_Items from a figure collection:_
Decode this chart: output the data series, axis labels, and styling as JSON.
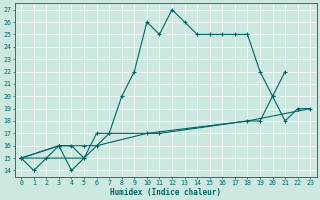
{
  "xlabel": "Humidex (Indice chaleur)",
  "bg_color": "#cce8e0",
  "line_color": "#006666",
  "grid_color": "#ffffff",
  "xlim": [
    -0.5,
    23.5
  ],
  "ylim": [
    13.5,
    27.5
  ],
  "yticks": [
    14,
    15,
    16,
    17,
    18,
    19,
    20,
    21,
    22,
    23,
    24,
    25,
    26,
    27
  ],
  "xticks": [
    0,
    1,
    2,
    3,
    4,
    5,
    6,
    7,
    8,
    9,
    10,
    11,
    12,
    13,
    14,
    15,
    16,
    17,
    18,
    19,
    20,
    21,
    22,
    23
  ],
  "line1_x": [
    0,
    1,
    2,
    3,
    4,
    5
  ],
  "line1_y": [
    15,
    14,
    15,
    16,
    14,
    15
  ],
  "line2_x": [
    0,
    3,
    4,
    5,
    6,
    7,
    8,
    9,
    10,
    11,
    12,
    13,
    14,
    15,
    16,
    17,
    18,
    19,
    20,
    21
  ],
  "line2_y": [
    15,
    16,
    16,
    15,
    17,
    17,
    20,
    22,
    26,
    25,
    27,
    26,
    25,
    25,
    25,
    25,
    25,
    22,
    20,
    22
  ],
  "line3_x": [
    0,
    3,
    5,
    6,
    7,
    10,
    11,
    18,
    19,
    20,
    21,
    22,
    23
  ],
  "line3_y": [
    15,
    16,
    16,
    16,
    17,
    17,
    17,
    18,
    18,
    20,
    18,
    19,
    19
  ],
  "line4_x": [
    0,
    5,
    6,
    10,
    18,
    23
  ],
  "line4_y": [
    15,
    15,
    16,
    17,
    18,
    19
  ]
}
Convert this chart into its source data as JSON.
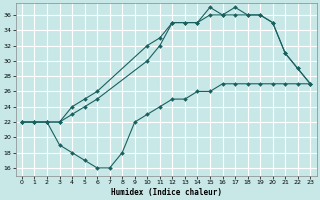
{
  "background_color": "#c8e8e8",
  "grid_color": "#ffffff",
  "line_color": "#1a6060",
  "xlabel": "Humidex (Indice chaleur)",
  "xlim": [
    -0.5,
    23.5
  ],
  "ylim": [
    15.0,
    37.5
  ],
  "yticks": [
    16,
    18,
    20,
    22,
    24,
    26,
    28,
    30,
    32,
    34,
    36
  ],
  "xticks": [
    0,
    1,
    2,
    3,
    4,
    5,
    6,
    7,
    8,
    9,
    10,
    11,
    12,
    13,
    14,
    15,
    16,
    17,
    18,
    19,
    20,
    21,
    22,
    23
  ],
  "line1_x": [
    0,
    1,
    2,
    3,
    4,
    5,
    6,
    10,
    11,
    12,
    13,
    14,
    15,
    16,
    17,
    18,
    19,
    20,
    21,
    22,
    23
  ],
  "line1_y": [
    22,
    22,
    22,
    22,
    24,
    25,
    26,
    32,
    33,
    35,
    35,
    35,
    37,
    36,
    37,
    36,
    36,
    35,
    31,
    29,
    27
  ],
  "line2_x": [
    0,
    1,
    2,
    3,
    4,
    5,
    6,
    10,
    11,
    12,
    13,
    14,
    15,
    16,
    17,
    18,
    19,
    20,
    21,
    22,
    23
  ],
  "line2_y": [
    22,
    22,
    22,
    22,
    23,
    24,
    25,
    30,
    32,
    35,
    35,
    35,
    36,
    36,
    36,
    36,
    36,
    35,
    31,
    29,
    27
  ],
  "line3_x": [
    0,
    1,
    2,
    3,
    4,
    5,
    6,
    7,
    8,
    9,
    10,
    11,
    12,
    13,
    14,
    15,
    16,
    17,
    18,
    19,
    20,
    21,
    22,
    23
  ],
  "line3_y": [
    22,
    22,
    22,
    19,
    18,
    17,
    16,
    16,
    18,
    22,
    23,
    24,
    25,
    25,
    26,
    26,
    27,
    27,
    27,
    27,
    27,
    27,
    27,
    27
  ]
}
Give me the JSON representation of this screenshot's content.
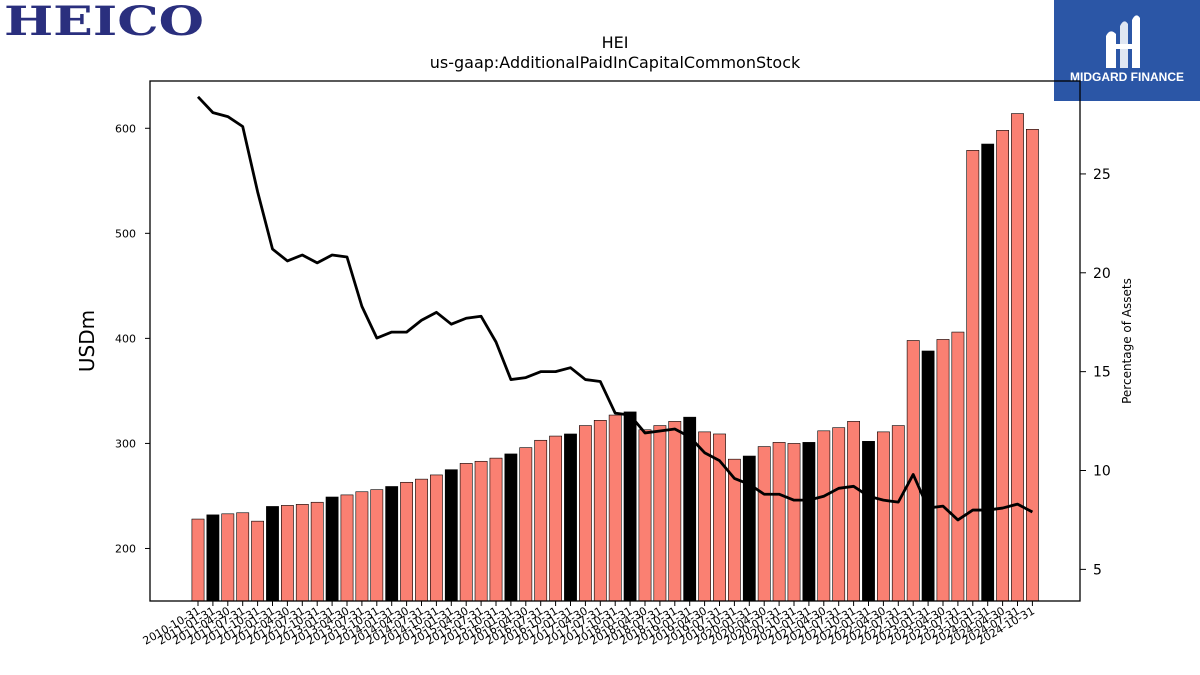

_Directions:_ Output every entry word for word, but omit the pictures.

_Written answer:_
Decode this chart: output the data series, axis labels, and styling as JSON.
{
  "xlabel": "Humidex (Indice chaleur)",
  "bg_color": "#cce8e0",
  "line_color": "#006666",
  "grid_color": "#ffffff",
  "xlim": [
    -0.5,
    23.5
  ],
  "ylim": [
    13.5,
    27.5
  ],
  "yticks": [
    14,
    15,
    16,
    17,
    18,
    19,
    20,
    21,
    22,
    23,
    24,
    25,
    26,
    27
  ],
  "xticks": [
    0,
    1,
    2,
    3,
    4,
    5,
    6,
    7,
    8,
    9,
    10,
    11,
    12,
    13,
    14,
    15,
    16,
    17,
    18,
    19,
    20,
    21,
    22,
    23
  ],
  "line1_x": [
    0,
    1,
    2,
    3,
    4,
    5
  ],
  "line1_y": [
    15,
    14,
    15,
    16,
    14,
    15
  ],
  "line2_x": [
    0,
    3,
    4,
    5,
    6,
    7,
    8,
    9,
    10,
    11,
    12,
    13,
    14,
    15,
    16,
    17,
    18,
    19,
    20,
    21
  ],
  "line2_y": [
    15,
    16,
    16,
    15,
    17,
    17,
    20,
    22,
    26,
    25,
    27,
    26,
    25,
    25,
    25,
    25,
    25,
    22,
    20,
    22
  ],
  "line3_x": [
    0,
    3,
    5,
    6,
    7,
    10,
    11,
    18,
    19,
    20,
    21,
    22,
    23
  ],
  "line3_y": [
    15,
    16,
    16,
    16,
    17,
    17,
    17,
    18,
    18,
    20,
    18,
    19,
    19
  ],
  "line4_x": [
    0,
    5,
    6,
    10,
    18,
    23
  ],
  "line4_y": [
    15,
    15,
    16,
    17,
    18,
    19
  ]
}
Convert this chart into its source data as JSON.
{
  "background_color": "#c8e8e8",
  "grid_color": "#ffffff",
  "line_color": "#1a6060",
  "xlabel": "Humidex (Indice chaleur)",
  "xlim": [
    -0.5,
    23.5
  ],
  "ylim": [
    15.0,
    37.5
  ],
  "yticks": [
    16,
    18,
    20,
    22,
    24,
    26,
    28,
    30,
    32,
    34,
    36
  ],
  "xticks": [
    0,
    1,
    2,
    3,
    4,
    5,
    6,
    7,
    8,
    9,
    10,
    11,
    12,
    13,
    14,
    15,
    16,
    17,
    18,
    19,
    20,
    21,
    22,
    23
  ],
  "line1_x": [
    0,
    1,
    2,
    3,
    4,
    5,
    6,
    10,
    11,
    12,
    13,
    14,
    15,
    16,
    17,
    18,
    19,
    20,
    21,
    22,
    23
  ],
  "line1_y": [
    22,
    22,
    22,
    22,
    24,
    25,
    26,
    32,
    33,
    35,
    35,
    35,
    37,
    36,
    37,
    36,
    36,
    35,
    31,
    29,
    27
  ],
  "line2_x": [
    0,
    1,
    2,
    3,
    4,
    5,
    6,
    10,
    11,
    12,
    13,
    14,
    15,
    16,
    17,
    18,
    19,
    20,
    21,
    22,
    23
  ],
  "line2_y": [
    22,
    22,
    22,
    22,
    23,
    24,
    25,
    30,
    32,
    35,
    35,
    35,
    36,
    36,
    36,
    36,
    36,
    35,
    31,
    29,
    27
  ],
  "line3_x": [
    0,
    1,
    2,
    3,
    4,
    5,
    6,
    7,
    8,
    9,
    10,
    11,
    12,
    13,
    14,
    15,
    16,
    17,
    18,
    19,
    20,
    21,
    22,
    23
  ],
  "line3_y": [
    22,
    22,
    22,
    19,
    18,
    17,
    16,
    16,
    18,
    22,
    23,
    24,
    25,
    25,
    26,
    26,
    27,
    27,
    27,
    27,
    27,
    27,
    27,
    27
  ]
}
Give me the JSON representation of this screenshot's content.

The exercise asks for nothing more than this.